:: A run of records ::
********
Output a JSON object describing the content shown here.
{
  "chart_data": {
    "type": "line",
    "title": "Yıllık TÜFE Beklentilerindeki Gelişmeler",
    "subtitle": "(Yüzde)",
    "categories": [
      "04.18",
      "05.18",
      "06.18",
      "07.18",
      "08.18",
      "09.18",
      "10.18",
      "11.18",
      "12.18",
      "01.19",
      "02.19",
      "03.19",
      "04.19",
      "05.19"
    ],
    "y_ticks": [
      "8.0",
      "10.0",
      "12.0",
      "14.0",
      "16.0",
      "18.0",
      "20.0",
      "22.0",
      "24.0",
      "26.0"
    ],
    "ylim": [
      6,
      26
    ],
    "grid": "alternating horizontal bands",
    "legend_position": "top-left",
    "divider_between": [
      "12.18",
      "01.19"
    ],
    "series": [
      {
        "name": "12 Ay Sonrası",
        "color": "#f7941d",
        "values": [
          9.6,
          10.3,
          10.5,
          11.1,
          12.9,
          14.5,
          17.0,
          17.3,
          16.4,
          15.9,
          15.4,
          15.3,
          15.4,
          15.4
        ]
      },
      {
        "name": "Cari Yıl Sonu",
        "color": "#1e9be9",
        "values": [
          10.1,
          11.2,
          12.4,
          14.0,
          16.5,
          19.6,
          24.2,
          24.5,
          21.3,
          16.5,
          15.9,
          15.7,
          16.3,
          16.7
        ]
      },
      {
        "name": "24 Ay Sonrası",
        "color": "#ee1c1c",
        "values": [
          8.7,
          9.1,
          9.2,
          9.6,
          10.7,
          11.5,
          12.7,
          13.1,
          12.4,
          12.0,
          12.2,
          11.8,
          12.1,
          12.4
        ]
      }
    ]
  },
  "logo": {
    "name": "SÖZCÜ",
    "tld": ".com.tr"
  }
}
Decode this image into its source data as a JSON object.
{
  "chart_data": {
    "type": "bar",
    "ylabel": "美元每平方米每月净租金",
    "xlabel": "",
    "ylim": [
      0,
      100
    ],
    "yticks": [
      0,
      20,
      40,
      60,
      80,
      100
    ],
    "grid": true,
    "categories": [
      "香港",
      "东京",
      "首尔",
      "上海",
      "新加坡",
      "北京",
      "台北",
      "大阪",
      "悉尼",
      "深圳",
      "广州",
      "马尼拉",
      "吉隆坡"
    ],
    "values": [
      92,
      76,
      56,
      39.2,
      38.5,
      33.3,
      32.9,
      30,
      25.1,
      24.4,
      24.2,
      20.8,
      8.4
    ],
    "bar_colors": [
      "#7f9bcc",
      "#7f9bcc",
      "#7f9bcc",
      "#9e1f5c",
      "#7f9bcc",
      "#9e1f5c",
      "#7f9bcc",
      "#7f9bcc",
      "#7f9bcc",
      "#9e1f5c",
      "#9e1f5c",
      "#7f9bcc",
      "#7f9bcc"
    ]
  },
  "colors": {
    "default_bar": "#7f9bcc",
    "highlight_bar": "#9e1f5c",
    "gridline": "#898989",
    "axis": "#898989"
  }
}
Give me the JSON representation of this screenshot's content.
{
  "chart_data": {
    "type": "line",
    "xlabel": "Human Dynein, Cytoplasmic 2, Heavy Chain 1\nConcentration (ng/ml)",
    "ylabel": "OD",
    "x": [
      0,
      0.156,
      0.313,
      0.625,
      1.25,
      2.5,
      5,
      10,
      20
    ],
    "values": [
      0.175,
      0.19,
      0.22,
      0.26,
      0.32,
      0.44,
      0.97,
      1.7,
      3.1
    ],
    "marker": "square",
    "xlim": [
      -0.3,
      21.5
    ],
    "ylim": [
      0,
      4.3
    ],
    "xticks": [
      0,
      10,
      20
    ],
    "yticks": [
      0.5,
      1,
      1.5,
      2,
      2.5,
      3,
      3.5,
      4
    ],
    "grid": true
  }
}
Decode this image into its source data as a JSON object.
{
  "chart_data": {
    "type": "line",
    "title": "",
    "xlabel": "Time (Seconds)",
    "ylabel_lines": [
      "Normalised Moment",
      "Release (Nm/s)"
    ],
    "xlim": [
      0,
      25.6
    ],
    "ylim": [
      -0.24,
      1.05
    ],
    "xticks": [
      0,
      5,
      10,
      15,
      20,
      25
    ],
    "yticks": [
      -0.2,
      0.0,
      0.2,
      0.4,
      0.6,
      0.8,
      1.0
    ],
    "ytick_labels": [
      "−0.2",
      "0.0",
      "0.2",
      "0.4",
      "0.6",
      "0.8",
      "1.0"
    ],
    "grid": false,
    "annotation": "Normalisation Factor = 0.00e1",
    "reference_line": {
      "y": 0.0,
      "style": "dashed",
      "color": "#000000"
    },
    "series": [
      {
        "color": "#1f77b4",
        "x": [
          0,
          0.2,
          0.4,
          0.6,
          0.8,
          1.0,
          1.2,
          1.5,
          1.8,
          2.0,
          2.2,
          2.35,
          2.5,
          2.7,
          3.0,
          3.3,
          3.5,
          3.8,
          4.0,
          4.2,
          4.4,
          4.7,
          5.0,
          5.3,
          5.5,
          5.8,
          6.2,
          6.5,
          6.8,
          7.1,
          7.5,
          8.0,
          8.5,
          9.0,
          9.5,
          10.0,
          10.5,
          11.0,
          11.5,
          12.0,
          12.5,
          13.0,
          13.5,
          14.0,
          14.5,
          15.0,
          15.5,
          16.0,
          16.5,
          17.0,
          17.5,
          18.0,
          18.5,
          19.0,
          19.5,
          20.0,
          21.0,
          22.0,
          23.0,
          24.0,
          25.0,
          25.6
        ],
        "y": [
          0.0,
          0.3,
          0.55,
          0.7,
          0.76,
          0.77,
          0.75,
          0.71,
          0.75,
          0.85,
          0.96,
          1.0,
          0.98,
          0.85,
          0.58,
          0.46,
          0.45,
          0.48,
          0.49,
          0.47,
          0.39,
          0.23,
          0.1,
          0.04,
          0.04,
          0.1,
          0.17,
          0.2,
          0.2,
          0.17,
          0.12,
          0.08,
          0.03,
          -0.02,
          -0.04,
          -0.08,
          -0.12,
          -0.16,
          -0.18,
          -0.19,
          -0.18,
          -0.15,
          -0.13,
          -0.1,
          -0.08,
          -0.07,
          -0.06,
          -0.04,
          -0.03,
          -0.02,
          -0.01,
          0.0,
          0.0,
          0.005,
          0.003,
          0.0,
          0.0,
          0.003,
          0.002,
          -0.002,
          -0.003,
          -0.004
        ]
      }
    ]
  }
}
********
:: YOUR GOAL ::
Extract the full listing and reproduce each line exactly.

:: RESPONSE TO THIS EXERCISE ::
Output a JSON object describing the content shown here.
{
  "chart_data": {
    "type": "line",
    "title": "Yıllık TÜFE Beklentilerindeki Gelişmeler",
    "subtitle": "(Yüzde)",
    "categories": [
      "04.18",
      "05.18",
      "06.18",
      "07.18",
      "08.18",
      "09.18",
      "10.18",
      "11.18",
      "12.18",
      "01.19",
      "02.19",
      "03.19",
      "04.19",
      "05.19"
    ],
    "y_ticks": [
      "8.0",
      "10.0",
      "12.0",
      "14.0",
      "16.0",
      "18.0",
      "20.0",
      "22.0",
      "24.0",
      "26.0"
    ],
    "ylim": [
      6,
      26
    ],
    "grid": "alternating horizontal bands",
    "legend_position": "top-left",
    "divider_between": [
      "12.18",
      "01.19"
    ],
    "series": [
      {
        "name": "12 Ay Sonrası",
        "color": "#f7941d",
        "values": [
          9.6,
          10.3,
          10.5,
          11.1,
          12.9,
          14.5,
          17.0,
          17.3,
          16.4,
          15.9,
          15.4,
          15.3,
          15.4,
          15.4
        ]
      },
      {
        "name": "Cari Yıl Sonu",
        "color": "#1e9be9",
        "values": [
          10.1,
          11.2,
          12.4,
          14.0,
          16.5,
          19.6,
          24.2,
          24.5,
          21.3,
          16.5,
          15.9,
          15.7,
          16.3,
          16.7
        ]
      },
      {
        "name": "24 Ay Sonrası",
        "color": "#ee1c1c",
        "values": [
          8.7,
          9.1,
          9.2,
          9.6,
          10.7,
          11.5,
          12.7,
          13.1,
          12.4,
          12.0,
          12.2,
          11.8,
          12.1,
          12.4
        ]
      }
    ]
  },
  "logo": {
    "name": "SÖZCÜ",
    "tld": ".com.tr"
  }
}
Decode this image into its source data as a JSON object.
{
  "chart_data": {
    "type": "bar",
    "ylabel": "美元每平方米每月净租金",
    "xlabel": "",
    "ylim": [
      0,
      100
    ],
    "yticks": [
      0,
      20,
      40,
      60,
      80,
      100
    ],
    "grid": true,
    "categories": [
      "香港",
      "东京",
      "首尔",
      "上海",
      "新加坡",
      "北京",
      "台北",
      "大阪",
      "悉尼",
      "深圳",
      "广州",
      "马尼拉",
      "吉隆坡"
    ],
    "values": [
      92,
      76,
      56,
      39.2,
      38.5,
      33.3,
      32.9,
      30,
      25.1,
      24.4,
      24.2,
      20.8,
      8.4
    ],
    "bar_colors": [
      "#7f9bcc",
      "#7f9bcc",
      "#7f9bcc",
      "#9e1f5c",
      "#7f9bcc",
      "#9e1f5c",
      "#7f9bcc",
      "#7f9bcc",
      "#7f9bcc",
      "#9e1f5c",
      "#9e1f5c",
      "#7f9bcc",
      "#7f9bcc"
    ]
  },
  "colors": {
    "default_bar": "#7f9bcc",
    "highlight_bar": "#9e1f5c",
    "gridline": "#898989",
    "axis": "#898989"
  }
}
Give me the JSON representation of this screenshot's content.
{
  "chart_data": {
    "type": "line",
    "xlabel": "Human Dynein, Cytoplasmic 2, Heavy Chain 1\nConcentration (ng/ml)",
    "ylabel": "OD",
    "x": [
      0,
      0.156,
      0.313,
      0.625,
      1.25,
      2.5,
      5,
      10,
      20
    ],
    "values": [
      0.175,
      0.19,
      0.22,
      0.26,
      0.32,
      0.44,
      0.97,
      1.7,
      3.1
    ],
    "marker": "square",
    "xlim": [
      -0.3,
      21.5
    ],
    "ylim": [
      0,
      4.3
    ],
    "xticks": [
      0,
      10,
      20
    ],
    "yticks": [
      0.5,
      1,
      1.5,
      2,
      2.5,
      3,
      3.5,
      4
    ],
    "grid": true
  }
}
Decode this image into its source data as a JSON object.
{
  "chart_data": {
    "type": "line",
    "title": "",
    "xlabel": "Time (Seconds)",
    "ylabel_lines": [
      "Normalised Moment",
      "Release (Nm/s)"
    ],
    "xlim": [
      0,
      25.6
    ],
    "ylim": [
      -0.24,
      1.05
    ],
    "xticks": [
      0,
      5,
      10,
      15,
      20,
      25
    ],
    "yticks": [
      -0.2,
      0.0,
      0.2,
      0.4,
      0.6,
      0.8,
      1.0
    ],
    "ytick_labels": [
      "−0.2",
      "0.0",
      "0.2",
      "0.4",
      "0.6",
      "0.8",
      "1.0"
    ],
    "grid": false,
    "annotation": "Normalisation Factor = 0.00e1",
    "reference_line": {
      "y": 0.0,
      "style": "dashed",
      "color": "#000000"
    },
    "series": [
      {
        "color": "#1f77b4",
        "x": [
          0,
          0.2,
          0.4,
          0.6,
          0.8,
          1.0,
          1.2,
          1.5,
          1.8,
          2.0,
          2.2,
          2.35,
          2.5,
          2.7,
          3.0,
          3.3,
          3.5,
          3.8,
          4.0,
          4.2,
          4.4,
          4.7,
          5.0,
          5.3,
          5.5,
          5.8,
          6.2,
          6.5,
          6.8,
          7.1,
          7.5,
          8.0,
          8.5,
          9.0,
          9.5,
          10.0,
          10.5,
          11.0,
          11.5,
          12.0,
          12.5,
          13.0,
          13.5,
          14.0,
          14.5,
          15.0,
          15.5,
          16.0,
          16.5,
          17.0,
          17.5,
          18.0,
          18.5,
          19.0,
          19.5,
          20.0,
          21.0,
          22.0,
          23.0,
          24.0,
          25.0,
          25.6
        ],
        "y": [
          0.0,
          0.3,
          0.55,
          0.7,
          0.76,
          0.77,
          0.75,
          0.71,
          0.75,
          0.85,
          0.96,
          1.0,
          0.98,
          0.85,
          0.58,
          0.46,
          0.45,
          0.48,
          0.49,
          0.47,
          0.39,
          0.23,
          0.1,
          0.04,
          0.04,
          0.1,
          0.17,
          0.2,
          0.2,
          0.17,
          0.12,
          0.08,
          0.03,
          -0.02,
          -0.04,
          -0.08,
          -0.12,
          -0.16,
          -0.18,
          -0.19,
          -0.18,
          -0.15,
          -0.13,
          -0.1,
          -0.08,
          -0.07,
          -0.06,
          -0.04,
          -0.03,
          -0.02,
          -0.01,
          0.0,
          0.0,
          0.005,
          0.003,
          0.0,
          0.0,
          0.003,
          0.002,
          -0.002,
          -0.003,
          -0.004
        ]
      }
    ]
  }
}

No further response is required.